== EXERCISE TASK ==
For each line below that contains the string "color", copy that line.

== RECORD LIST ==
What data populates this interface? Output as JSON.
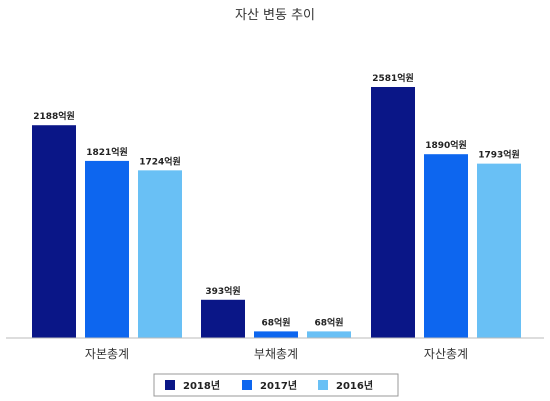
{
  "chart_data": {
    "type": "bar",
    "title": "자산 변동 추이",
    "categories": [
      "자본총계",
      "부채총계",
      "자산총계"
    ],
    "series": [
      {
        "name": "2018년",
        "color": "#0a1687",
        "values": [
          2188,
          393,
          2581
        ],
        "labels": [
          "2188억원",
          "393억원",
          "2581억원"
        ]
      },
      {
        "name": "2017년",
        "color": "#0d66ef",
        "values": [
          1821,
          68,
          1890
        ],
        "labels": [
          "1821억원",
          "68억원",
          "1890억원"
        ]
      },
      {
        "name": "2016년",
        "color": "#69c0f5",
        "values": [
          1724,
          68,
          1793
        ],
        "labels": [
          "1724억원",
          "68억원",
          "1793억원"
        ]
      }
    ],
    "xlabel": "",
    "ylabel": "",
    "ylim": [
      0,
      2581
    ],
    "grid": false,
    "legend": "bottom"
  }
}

== EXERCISE RESPONSE ==
        "color": "#0a1687",
        "color": "#0d66ef",
        "color": "#69c0f5",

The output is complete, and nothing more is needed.